>> Start

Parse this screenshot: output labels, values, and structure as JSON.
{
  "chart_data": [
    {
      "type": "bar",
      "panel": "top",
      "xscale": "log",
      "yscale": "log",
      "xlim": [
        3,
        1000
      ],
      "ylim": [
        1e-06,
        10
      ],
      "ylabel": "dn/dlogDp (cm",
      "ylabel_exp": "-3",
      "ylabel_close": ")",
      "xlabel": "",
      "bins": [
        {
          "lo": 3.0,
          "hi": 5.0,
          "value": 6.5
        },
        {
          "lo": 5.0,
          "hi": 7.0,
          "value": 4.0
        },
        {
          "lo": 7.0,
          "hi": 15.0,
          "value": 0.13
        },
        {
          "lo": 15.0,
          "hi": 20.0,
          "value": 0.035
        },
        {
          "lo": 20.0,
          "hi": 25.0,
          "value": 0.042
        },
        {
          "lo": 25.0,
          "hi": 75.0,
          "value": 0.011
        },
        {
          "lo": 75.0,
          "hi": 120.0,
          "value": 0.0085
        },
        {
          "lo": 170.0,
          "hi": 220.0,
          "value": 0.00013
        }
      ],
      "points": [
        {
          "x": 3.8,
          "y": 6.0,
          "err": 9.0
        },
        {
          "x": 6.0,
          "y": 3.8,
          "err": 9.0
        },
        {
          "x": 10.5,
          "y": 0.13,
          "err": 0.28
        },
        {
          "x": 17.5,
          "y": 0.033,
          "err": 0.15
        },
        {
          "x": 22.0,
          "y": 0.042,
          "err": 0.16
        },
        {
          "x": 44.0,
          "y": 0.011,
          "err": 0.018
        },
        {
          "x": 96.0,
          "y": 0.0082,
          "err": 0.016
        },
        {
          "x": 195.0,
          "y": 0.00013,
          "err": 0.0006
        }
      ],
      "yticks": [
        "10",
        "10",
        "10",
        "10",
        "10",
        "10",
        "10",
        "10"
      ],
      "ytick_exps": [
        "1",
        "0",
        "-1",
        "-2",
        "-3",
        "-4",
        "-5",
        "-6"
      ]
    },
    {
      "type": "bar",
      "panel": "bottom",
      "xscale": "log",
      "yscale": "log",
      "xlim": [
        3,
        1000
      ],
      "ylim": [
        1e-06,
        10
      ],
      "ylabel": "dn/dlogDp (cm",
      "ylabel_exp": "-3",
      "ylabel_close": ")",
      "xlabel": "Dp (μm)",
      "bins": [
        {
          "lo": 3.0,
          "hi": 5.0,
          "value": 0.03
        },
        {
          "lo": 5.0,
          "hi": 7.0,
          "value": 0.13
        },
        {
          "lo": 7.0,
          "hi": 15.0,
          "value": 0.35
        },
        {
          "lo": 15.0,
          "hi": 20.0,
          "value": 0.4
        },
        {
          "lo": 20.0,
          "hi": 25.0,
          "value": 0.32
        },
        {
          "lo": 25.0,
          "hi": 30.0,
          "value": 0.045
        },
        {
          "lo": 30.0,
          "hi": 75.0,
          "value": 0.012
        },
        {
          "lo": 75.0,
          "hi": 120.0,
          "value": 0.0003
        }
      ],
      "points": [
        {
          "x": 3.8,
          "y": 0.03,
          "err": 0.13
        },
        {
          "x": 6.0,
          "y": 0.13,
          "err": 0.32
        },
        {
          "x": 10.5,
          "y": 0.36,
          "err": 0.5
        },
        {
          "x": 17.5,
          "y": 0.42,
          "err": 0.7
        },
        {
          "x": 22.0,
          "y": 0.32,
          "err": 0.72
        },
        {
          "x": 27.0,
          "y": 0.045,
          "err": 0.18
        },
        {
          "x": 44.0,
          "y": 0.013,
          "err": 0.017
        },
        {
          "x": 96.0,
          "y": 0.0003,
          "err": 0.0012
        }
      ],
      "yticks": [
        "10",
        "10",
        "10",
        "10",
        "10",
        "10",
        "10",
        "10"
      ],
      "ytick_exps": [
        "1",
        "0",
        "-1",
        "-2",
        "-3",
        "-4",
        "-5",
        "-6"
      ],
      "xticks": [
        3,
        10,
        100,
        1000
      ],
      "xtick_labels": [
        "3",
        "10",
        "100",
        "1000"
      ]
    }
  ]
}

>> End

- _Set problem_:
Quote the data in full, keeping each word unchanged.

- _The response_:
Parse this screenshot: output labels, values, and structure as JSON.
{
  "chart_data": [
    {
      "type": "bar",
      "panel": "top",
      "xscale": "log",
      "yscale": "log",
      "xlim": [
        3,
        1000
      ],
      "ylim": [
        1e-06,
        10
      ],
      "ylabel": "dn/dlogDp (cm",
      "ylabel_exp": "-3",
      "ylabel_close": ")",
      "xlabel": "",
      "bins": [
        {
          "lo": 3.0,
          "hi": 5.0,
          "value": 6.5
        },
        {
          "lo": 5.0,
          "hi": 7.0,
          "value": 4.0
        },
        {
          "lo": 7.0,
          "hi": 15.0,
          "value": 0.13
        },
        {
          "lo": 15.0,
          "hi": 20.0,
          "value": 0.035
        },
        {
          "lo": 20.0,
          "hi": 25.0,
          "value": 0.042
        },
        {
          "lo": 25.0,
          "hi": 75.0,
          "value": 0.011
        },
        {
          "lo": 75.0,
          "hi": 120.0,
          "value": 0.0085
        },
        {
          "lo": 170.0,
          "hi": 220.0,
          "value": 0.00013
        }
      ],
      "points": [
        {
          "x": 3.8,
          "y": 6.0,
          "err": 9.0
        },
        {
          "x": 6.0,
          "y": 3.8,
          "err": 9.0
        },
        {
          "x": 10.5,
          "y": 0.13,
          "err": 0.28
        },
        {
          "x": 17.5,
          "y": 0.033,
          "err": 0.15
        },
        {
          "x": 22.0,
          "y": 0.042,
          "err": 0.16
        },
        {
          "x": 44.0,
          "y": 0.011,
          "err": 0.018
        },
        {
          "x": 96.0,
          "y": 0.0082,
          "err": 0.016
        },
        {
          "x": 195.0,
          "y": 0.00013,
          "err": 0.0006
        }
      ],
      "yticks": [
        "10",
        "10",
        "10",
        "10",
        "10",
        "10",
        "10",
        "10"
      ],
      "ytick_exps": [
        "1",
        "0",
        "-1",
        "-2",
        "-3",
        "-4",
        "-5",
        "-6"
      ]
    },
    {
      "type": "bar",
      "panel": "bottom",
      "xscale": "log",
      "yscale": "log",
      "xlim": [
        3,
        1000
      ],
      "ylim": [
        1e-06,
        10
      ],
      "ylabel": "dn/dlogDp (cm",
      "ylabel_exp": "-3",
      "ylabel_close": ")",
      "xlabel": "Dp (μm)",
      "bins": [
        {
          "lo": 3.0,
          "hi": 5.0,
          "value": 0.03
        },
        {
          "lo": 5.0,
          "hi": 7.0,
          "value": 0.13
        },
        {
          "lo": 7.0,
          "hi": 15.0,
          "value": 0.35
        },
        {
          "lo": 15.0,
          "hi": 20.0,
          "value": 0.4
        },
        {
          "lo": 20.0,
          "hi": 25.0,
          "value": 0.32
        },
        {
          "lo": 25.0,
          "hi": 30.0,
          "value": 0.045
        },
        {
          "lo": 30.0,
          "hi": 75.0,
          "value": 0.012
        },
        {
          "lo": 75.0,
          "hi": 120.0,
          "value": 0.0003
        }
      ],
      "points": [
        {
          "x": 3.8,
          "y": 0.03,
          "err": 0.13
        },
        {
          "x": 6.0,
          "y": 0.13,
          "err": 0.32
        },
        {
          "x": 10.5,
          "y": 0.36,
          "err": 0.5
        },
        {
          "x": 17.5,
          "y": 0.42,
          "err": 0.7
        },
        {
          "x": 22.0,
          "y": 0.32,
          "err": 0.72
        },
        {
          "x": 27.0,
          "y": 0.045,
          "err": 0.18
        },
        {
          "x": 44.0,
          "y": 0.013,
          "err": 0.017
        },
        {
          "x": 96.0,
          "y": 0.0003,
          "err": 0.0012
        }
      ],
      "yticks": [
        "10",
        "10",
        "10",
        "10",
        "10",
        "10",
        "10",
        "10"
      ],
      "ytick_exps": [
        "1",
        "0",
        "-1",
        "-2",
        "-3",
        "-4",
        "-5",
        "-6"
      ],
      "xticks": [
        3,
        10,
        100,
        1000
      ],
      "xtick_labels": [
        "3",
        "10",
        "100",
        "1000"
      ]
    }
  ]
}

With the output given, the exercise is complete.